## EXCERPTED RECORDS
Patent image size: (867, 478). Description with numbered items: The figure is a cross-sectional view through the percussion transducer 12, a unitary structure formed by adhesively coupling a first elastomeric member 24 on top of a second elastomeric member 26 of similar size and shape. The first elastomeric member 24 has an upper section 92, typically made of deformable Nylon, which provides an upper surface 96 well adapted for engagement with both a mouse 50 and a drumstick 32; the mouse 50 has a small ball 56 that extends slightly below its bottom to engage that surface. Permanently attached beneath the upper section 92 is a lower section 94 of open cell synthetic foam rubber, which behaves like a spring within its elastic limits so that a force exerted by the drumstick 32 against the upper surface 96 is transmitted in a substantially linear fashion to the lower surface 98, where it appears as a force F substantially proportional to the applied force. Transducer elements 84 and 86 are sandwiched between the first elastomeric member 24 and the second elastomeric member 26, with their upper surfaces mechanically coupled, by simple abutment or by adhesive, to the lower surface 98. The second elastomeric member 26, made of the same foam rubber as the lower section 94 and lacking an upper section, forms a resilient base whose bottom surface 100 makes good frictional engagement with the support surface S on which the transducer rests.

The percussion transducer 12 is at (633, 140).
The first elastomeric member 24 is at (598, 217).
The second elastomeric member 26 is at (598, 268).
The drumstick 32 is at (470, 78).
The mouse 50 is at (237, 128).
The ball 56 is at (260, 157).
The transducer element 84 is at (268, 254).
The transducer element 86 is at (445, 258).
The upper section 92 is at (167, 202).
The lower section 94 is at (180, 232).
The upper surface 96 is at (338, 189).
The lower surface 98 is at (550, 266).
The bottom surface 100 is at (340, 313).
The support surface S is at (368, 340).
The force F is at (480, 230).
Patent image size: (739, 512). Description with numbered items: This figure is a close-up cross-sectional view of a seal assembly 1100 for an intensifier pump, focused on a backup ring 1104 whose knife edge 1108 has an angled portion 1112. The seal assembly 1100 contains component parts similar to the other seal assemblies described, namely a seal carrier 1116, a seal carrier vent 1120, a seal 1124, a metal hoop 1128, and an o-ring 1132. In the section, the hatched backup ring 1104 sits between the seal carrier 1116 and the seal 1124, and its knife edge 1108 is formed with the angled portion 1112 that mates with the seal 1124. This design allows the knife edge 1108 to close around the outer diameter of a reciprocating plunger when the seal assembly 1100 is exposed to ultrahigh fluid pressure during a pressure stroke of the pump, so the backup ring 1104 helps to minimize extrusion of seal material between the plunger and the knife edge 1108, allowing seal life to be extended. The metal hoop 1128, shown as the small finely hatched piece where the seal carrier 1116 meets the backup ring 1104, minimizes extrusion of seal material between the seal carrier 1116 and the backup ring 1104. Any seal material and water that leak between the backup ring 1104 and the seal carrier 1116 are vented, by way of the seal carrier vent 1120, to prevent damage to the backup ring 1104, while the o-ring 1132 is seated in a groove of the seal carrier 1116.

## WRITTEN REQUEST
Rewrite the listing above, replacing "cross-sectional view" with "sectional view" and leaving everything else unchanged.

## COMPLETED EXERCISE
Patent image size: (867, 478). Description with numbered items: The figure is a sectional view through the percussion transducer 12, a unitary structure formed by adhesively coupling a first elastomeric member 24 on top of a second elastomeric member 26 of similar size and shape. The first elastomeric member 24 has an upper section 92, typically made of deformable Nylon, which provides an upper surface 96 well adapted for engagement with both a mouse 50 and a drumstick 32; the mouse 50 has a small ball 56 that extends slightly below its bottom to engage that surface. Permanently attached beneath the upper section 92 is a lower section 94 of open cell synthetic foam rubber, which behaves like a spring within its elastic limits so that a force exerted by the drumstick 32 against the upper surface 96 is transmitted in a substantially linear fashion to the lower surface 98, where it appears as a force F substantially proportional to the applied force. Transducer elements 84 and 86 are sandwiched between the first elastomeric member 24 and the second elastomeric member 26, with their upper surfaces mechanically coupled, by simple abutment or by adhesive, to the lower surface 98. The second elastomeric member 26, made of the same foam rubber as the lower section 94 and lacking an upper section, forms a resilient base whose bottom surface 100 makes good frictional engagement with the support surface S on which the transducer rests.

The percussion transducer 12 is at (633, 140).
The first elastomeric member 24 is at (598, 217).
The second elastomeric member 26 is at (598, 268).
The drumstick 32 is at (470, 78).
The mouse 50 is at (237, 128).
The ball 56 is at (260, 157).
The transducer element 84 is at (268, 254).
The transducer element 86 is at (445, 258).
The upper section 92 is at (167, 202).
The lower section 94 is at (180, 232).
The upper surface 96 is at (338, 189).
The lower surface 98 is at (550, 266).
The bottom surface 100 is at (340, 313).
The support surface S is at (368, 340).
The force F is at (480, 230).
Patent image size: (739, 512). Description with numbered items: This figure is a close-up sectional view of a seal assembly 1100 for an intensifier pump, focused on a backup ring 1104 whose knife edge 1108 has an angled portion 1112. The seal assembly 1100 contains component parts similar to the other seal assemblies described, namely a seal carrier 1116, a seal carrier vent 1120, a seal 1124, a metal hoop 1128, and an o-ring 1132. In the section, the hatched backup ring 1104 sits between the seal carrier 1116 and the seal 1124, and its knife edge 1108 is formed with the angled portion 1112 that mates with the seal 1124. This design allows the knife edge 1108 to close around the outer diameter of a reciprocating plunger when the seal assembly 1100 is exposed to ultrahigh fluid pressure during a pressure stroke of the pump, so the backup ring 1104 helps to minimize extrusion of seal material between the plunger and the knife edge 1108, allowing seal life to be extended. The metal hoop 1128, shown as the small finely hatched piece where the seal carrier 1116 meets the backup ring 1104, minimizes extrusion of seal material between the seal carrier 1116 and the backup ring 1104. Any seal material and water that leak between the backup ring 1104 and the seal carrier 1116 are vented, by way of the seal carrier vent 1120, to prevent damage to the backup ring 1104, while the o-ring 1132 is seated in a groove of the seal carrier 1116.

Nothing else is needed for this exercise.